- PROBLEM DETAILS: Extract the listing below in full, unchanged.
───── MATERIAL ─────
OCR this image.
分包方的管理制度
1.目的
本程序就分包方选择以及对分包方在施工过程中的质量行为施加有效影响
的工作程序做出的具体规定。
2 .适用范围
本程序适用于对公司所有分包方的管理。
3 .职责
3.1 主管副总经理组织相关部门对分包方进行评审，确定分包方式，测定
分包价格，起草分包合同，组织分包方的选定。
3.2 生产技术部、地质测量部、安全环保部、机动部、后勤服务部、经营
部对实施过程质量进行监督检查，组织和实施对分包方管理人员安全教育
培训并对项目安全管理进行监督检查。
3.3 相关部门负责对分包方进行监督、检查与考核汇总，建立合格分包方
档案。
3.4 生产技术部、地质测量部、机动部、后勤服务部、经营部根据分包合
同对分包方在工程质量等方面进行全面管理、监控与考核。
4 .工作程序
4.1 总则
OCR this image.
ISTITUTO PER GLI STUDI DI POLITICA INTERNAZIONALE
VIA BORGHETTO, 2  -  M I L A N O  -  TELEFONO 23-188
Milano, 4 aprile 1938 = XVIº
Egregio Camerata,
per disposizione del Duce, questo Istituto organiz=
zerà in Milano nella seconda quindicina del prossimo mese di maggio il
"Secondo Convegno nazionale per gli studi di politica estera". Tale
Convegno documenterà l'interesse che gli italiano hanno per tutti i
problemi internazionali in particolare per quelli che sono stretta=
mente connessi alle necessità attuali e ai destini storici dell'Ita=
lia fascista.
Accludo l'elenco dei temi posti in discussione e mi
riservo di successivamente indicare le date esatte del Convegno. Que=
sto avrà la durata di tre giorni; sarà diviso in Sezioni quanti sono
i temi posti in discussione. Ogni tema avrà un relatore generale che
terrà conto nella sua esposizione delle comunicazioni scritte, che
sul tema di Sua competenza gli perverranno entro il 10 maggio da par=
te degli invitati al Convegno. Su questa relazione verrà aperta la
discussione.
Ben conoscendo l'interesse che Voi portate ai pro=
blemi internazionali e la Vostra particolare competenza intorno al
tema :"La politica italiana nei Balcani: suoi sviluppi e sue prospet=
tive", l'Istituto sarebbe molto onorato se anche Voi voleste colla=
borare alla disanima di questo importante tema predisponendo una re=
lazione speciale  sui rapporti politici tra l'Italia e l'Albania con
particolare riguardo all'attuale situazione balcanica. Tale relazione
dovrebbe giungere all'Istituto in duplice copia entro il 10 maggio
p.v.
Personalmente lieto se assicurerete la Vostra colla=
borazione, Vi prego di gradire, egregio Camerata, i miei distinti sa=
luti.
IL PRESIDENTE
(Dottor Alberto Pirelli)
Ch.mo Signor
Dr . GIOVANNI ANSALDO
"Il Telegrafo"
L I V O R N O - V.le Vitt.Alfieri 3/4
─────
- RESULT:
OCR this image.
分包方的管理制度
1.目的
本程序就分包方选择以及对分包方在施工过程中的质量行为施加有效影响
的工作程序做出的具体规定。
2 .适用范围
本程序适用于对公司所有分包方的管理。
3 .职责
3.1 主管副总经理组织相关部门对分包方进行评审，确定分包方式，测定
分包价格，起草分包合同，组织分包方的选定。
3.2 生产技术部、地质测量部、安全环保部、机动部、后勤服务部、经营
部对实施过程质量进行监督检查，组织和实施对分包方管理人员安全教育
培训并对项目安全管理进行监督检查。
3.3 相关部门负责对分包方进行监督、检查与考核汇总，建立合格分包方
档案。
3.4 生产技术部、地质测量部、机动部、后勤服务部、经营部根据分包合
同对分包方在工程质量等方面进行全面管理、监控与考核。
4 .工作程序
4.1 总则
OCR this image.
ISTITUTO PER GLI STUDI DI POLITICA INTERNAZIONALE
VIA BORGHETTO, 2  -  M I L A N O  -  TELEFONO 23-188
Milano, 4 aprile 1938 = XVIº
Egregio Camerata,
per disposizione del Duce, questo Istituto organiz=
zerà in Milano nella seconda quindicina del prossimo mese di maggio il
"Secondo Convegno nazionale per gli studi di politica estera". Tale
Convegno documenterà l'interesse che gli italiano hanno per tutti i
problemi internazionali in particolare per quelli che sono stretta=
mente connessi alle necessità attuali e ai destini storici dell'Ita=
lia fascista.
Accludo l'elenco dei temi posti in discussione e mi
riservo di successivamente indicare le date esatte del Convegno. Que=
sto avrà la durata di tre giorni; sarà diviso in Sezioni quanti sono
i temi posti in discussione. Ogni tema avrà un relatore generale che
terrà conto nella sua esposizione delle comunicazioni scritte, che
sul tema di Sua competenza gli perverranno entro il 10 maggio da par=
te degli invitati al Convegno. Su questa relazione verrà aperta la
discussione.
Ben conoscendo l'interesse che Voi portate ai pro=
blemi internazionali e la Vostra particolare competenza intorno al
tema :"La politica italiana nei Balcani: suoi sviluppi e sue prospet=
tive", l'Istituto sarebbe molto onorato se anche Voi voleste colla=
borare alla disanima di questo importante tema predisponendo una re=
lazione speciale  sui rapporti politici tra l'Italia e l'Albania con
particolare riguardo all'attuale situazione balcanica. Tale relazione
dovrebbe giungere all'Istituto in duplice copia entro il 10 maggio
p.v.
Personalmente lieto se assicurerete la Vostra colla=
borazione, Vi prego di gradire, egregio Camerata, i miei distinti sa=
luti.
IL PRESIDENTE
(Dottor Alberto Pirelli)
Ch.mo Signor
Dr . GIOVANNI ANSALDO
"Il Telegrafo"
L I V O R N O - V.le Vitt.Alfieri 3/4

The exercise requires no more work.